____ The input

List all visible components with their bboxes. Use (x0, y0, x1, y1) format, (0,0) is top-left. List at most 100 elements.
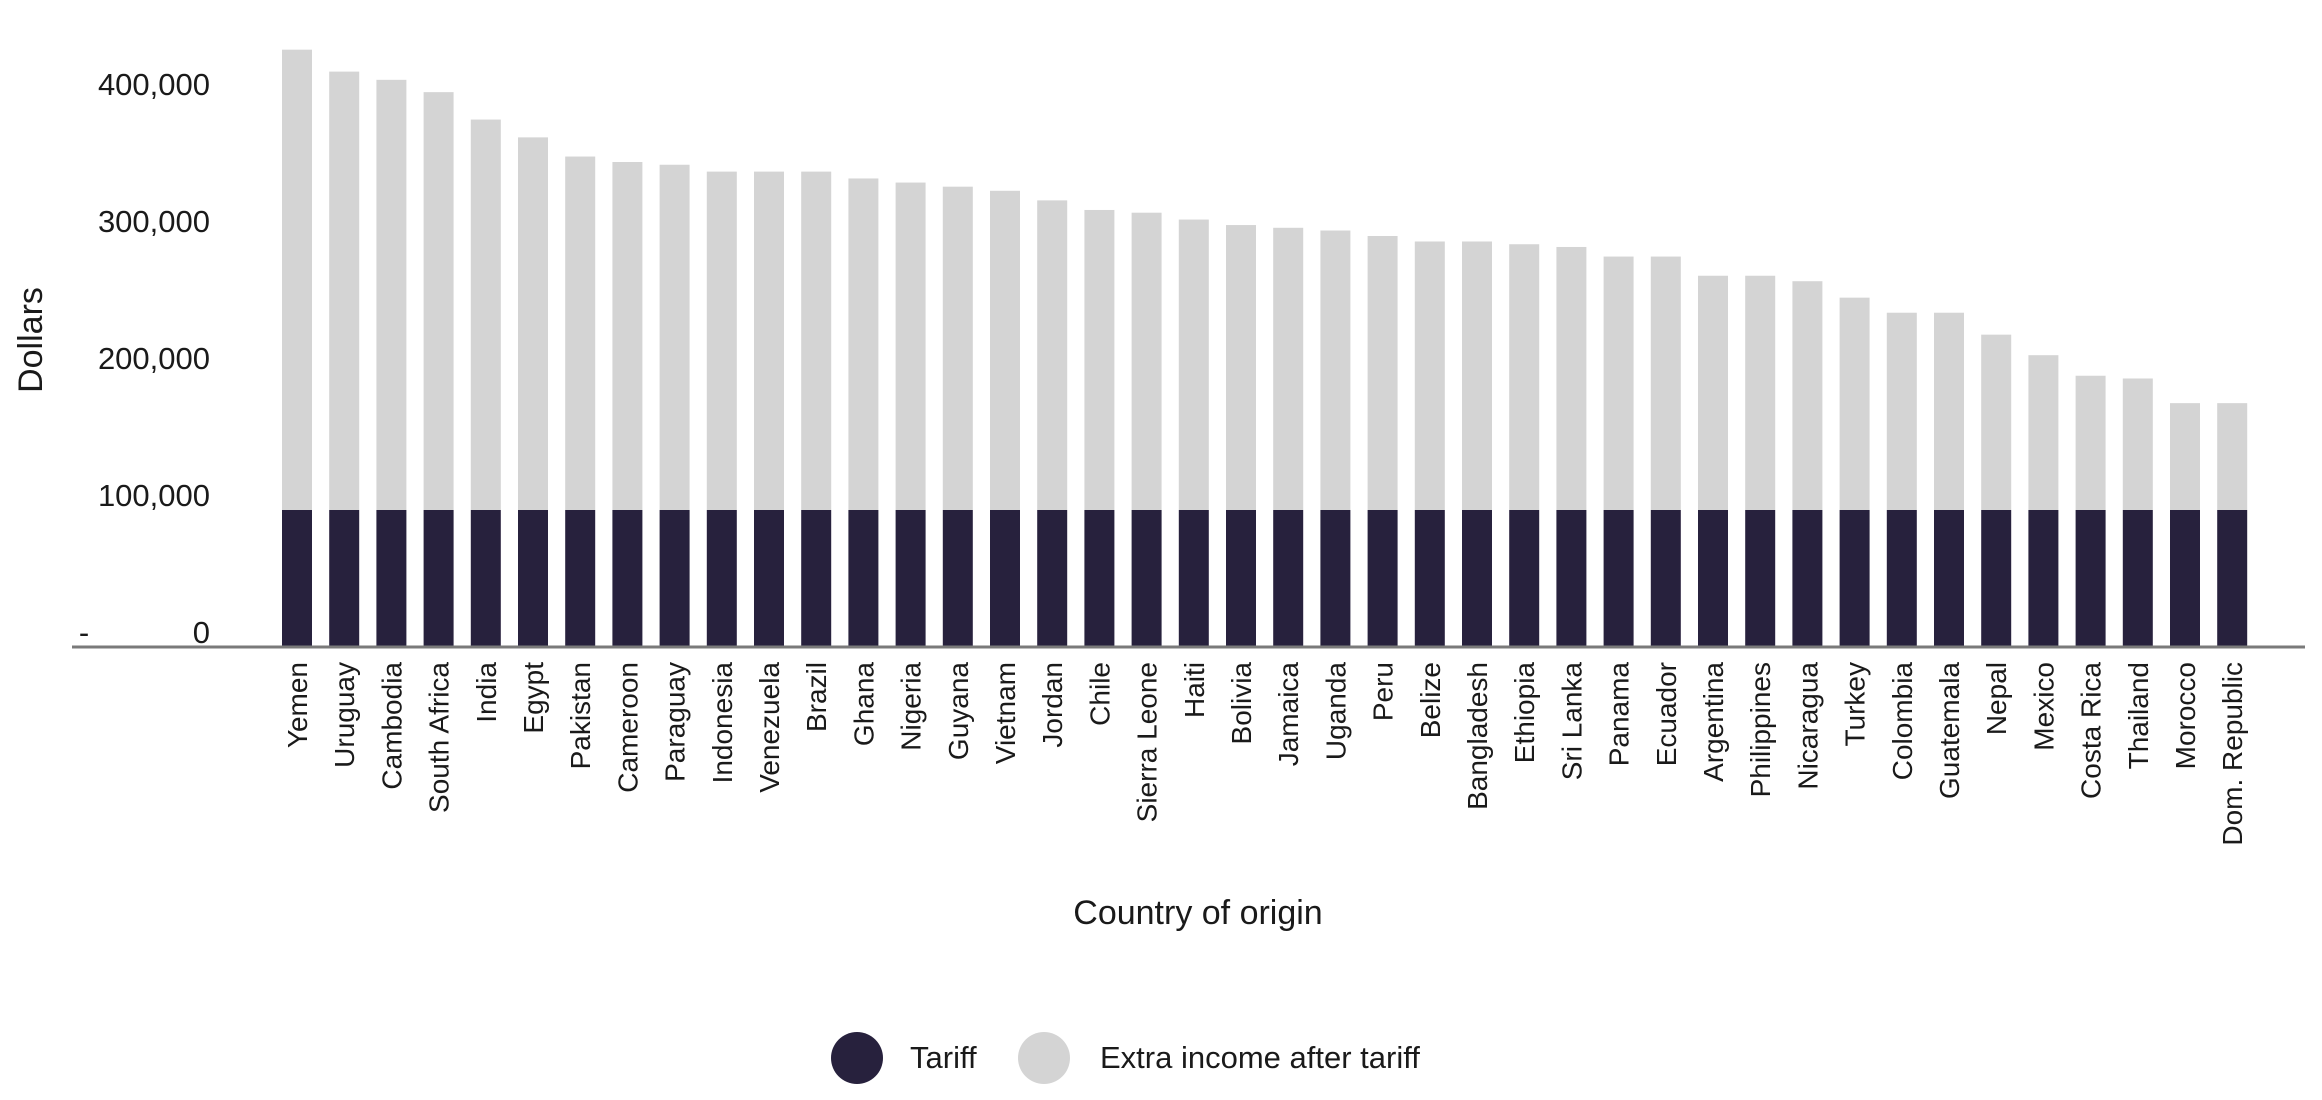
bar-tariff-6 (565, 510, 596, 647)
bar-tariff-13 (895, 510, 926, 647)
bar-tariff-28 (1603, 510, 1634, 647)
bar-extra-income-40 (2170, 403, 2200, 510)
bar-extra-income-34 (1886, 312, 1917, 510)
bar-extra-income-30 (1698, 275, 1728, 510)
bar-extra-income-22 (1320, 230, 1351, 510)
bar-extra-income-17 (1084, 209, 1115, 510)
bar-tariff-39 (2122, 510, 2153, 647)
bar-extra-income-32 (1792, 281, 1823, 510)
x-tick-label: Argentina (1698, 662, 1729, 782)
y-axis-ticks: 0 100,000 200,000 300,000 400,000 - (79, 67, 210, 650)
bars-layer (282, 49, 2248, 647)
x-tick-label: Nigeria (896, 662, 927, 751)
bar-extra-income-0 (282, 49, 312, 511)
y-tick-label: 100,000 (98, 478, 210, 513)
x-tick-label: Vietnam (990, 662, 1021, 764)
bar-extra-income-39 (2122, 378, 2153, 510)
bar-tariff-29 (1650, 510, 1681, 647)
bar-extra-income-33 (1839, 297, 1870, 510)
bar-extra-income-1 (329, 71, 360, 510)
y-tick-label: 200,000 (98, 341, 210, 376)
x-tick-label: Morocco (2170, 662, 2201, 769)
x-tick-label: Turkey (1840, 662, 1871, 747)
bar-extra-income-29 (1650, 256, 1681, 510)
bar-tariff-26 (1509, 510, 1540, 647)
x-axis-title: Country of origin (1073, 894, 1322, 932)
bar-extra-income-37 (2028, 355, 2059, 510)
bar-extra-income-18 (1131, 212, 1162, 510)
bar-tariff-21 (1273, 510, 1304, 647)
bar-extra-income-4 (470, 119, 501, 511)
bar-extra-income-10 (754, 171, 784, 511)
bar-extra-income-31 (1745, 275, 1776, 510)
bar-tariff-20 (1226, 510, 1256, 647)
x-tick-label: Chile (1084, 662, 1115, 726)
bar-extra-income-35 (1934, 312, 1964, 510)
bar-extra-income-24 (1414, 241, 1445, 511)
bar-tariff-33 (1839, 510, 1870, 647)
x-tick-label: Jordan (1037, 662, 1068, 748)
bar-tariff-24 (1414, 510, 1445, 647)
bar-tariff-8 (659, 510, 690, 647)
x-tick-label: Guyana (943, 662, 974, 760)
bar-tariff-15 (990, 510, 1020, 647)
bar-tariff-36 (1981, 510, 2012, 647)
bar-tariff-16 (1037, 510, 1068, 647)
bar-tariff-18 (1131, 510, 1162, 647)
bar-extra-income-8 (659, 164, 690, 510)
y-tick-label: 400,000 (98, 67, 210, 102)
x-tick-label: Indonesia (707, 662, 738, 784)
bar-extra-income-28 (1603, 256, 1634, 510)
x-tick-label: Cameroon (612, 662, 643, 793)
x-tick-label: Ghana (848, 662, 879, 746)
zero-tick-mark: - (79, 615, 89, 650)
bar-extra-income-41 (2217, 403, 2248, 510)
x-tick-label: Colombia (1887, 662, 1918, 781)
bar-extra-income-21 (1273, 227, 1304, 510)
bar-extra-income-26 (1509, 244, 1540, 510)
x-tick-label: Paraguay (660, 662, 691, 782)
x-tick-label: Uganda (1320, 662, 1351, 761)
x-tick-label: Philippines (1745, 662, 1776, 797)
bar-tariff-19 (1178, 510, 1209, 647)
legend-swatch-tariff (831, 1032, 883, 1084)
x-tick-label: India (471, 662, 502, 723)
legend-label-tariff: Tariff (910, 1040, 977, 1075)
legend-label-extra-income: Extra income after tariff (1100, 1040, 1420, 1075)
bar-tariff-9 (706, 510, 737, 647)
bar-tariff-41 (2217, 510, 2248, 647)
bar-extra-income-16 (1037, 200, 1068, 510)
bar-tariff-4 (470, 510, 501, 647)
bar-tariff-1 (329, 510, 360, 647)
bar-extra-income-27 (1556, 246, 1587, 510)
bar-tariff-31 (1745, 510, 1776, 647)
x-tick-label: Venezuela (754, 662, 785, 793)
x-tick-label: South Africa (424, 662, 455, 813)
bar-extra-income-11 (801, 171, 832, 511)
bar-extra-income-38 (2075, 375, 2106, 510)
x-tick-label: Panama (1604, 662, 1635, 767)
x-tick-label: Mexico (2028, 662, 2059, 751)
bar-tariff-14 (942, 510, 973, 647)
bar-extra-income-25 (1462, 241, 1492, 511)
x-tick-label: Nicaragua (1792, 662, 1823, 790)
x-tick-label: Sierra Leone (1132, 662, 1163, 822)
bar-extra-income-19 (1178, 219, 1209, 510)
bar-tariff-34 (1886, 510, 1917, 647)
bar-tariff-12 (848, 510, 879, 647)
x-tick-label: Thailand (2123, 662, 2154, 769)
x-tick-label: Bangladesh (1462, 662, 1493, 810)
x-axis-ticks: Yemen Uruguay Cambodia South Africa India Egy… (282, 662, 2248, 846)
bar-extra-income-5 (518, 137, 548, 511)
bar-tariff-2 (376, 510, 407, 647)
bar-tariff-3 (423, 510, 454, 647)
bar-extra-income-9 (706, 171, 737, 511)
bar-tariff-11 (801, 510, 832, 647)
bar-tariff-7 (612, 510, 643, 647)
x-tick-label: Belize (1415, 662, 1446, 738)
bar-tariff-35 (1934, 510, 1964, 647)
legend: Tariff Extra income after tariff (831, 1032, 1420, 1084)
x-tick-label: Ecuador (1651, 662, 1682, 766)
x-tick-label: Dom. Republic (2217, 662, 2248, 846)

________

• _Description of the task_
Find every line in the entries above that contains the string `ticks`, and copy each of those lines.

• _Result for this task_
y-axis-ticks: 0 100,000 200,000 300,000 400,000 - (79, 67, 210, 650)
x-axis-ticks: Yemen Uruguay Cambodia South Africa India Egy… (282, 662, 2248, 846)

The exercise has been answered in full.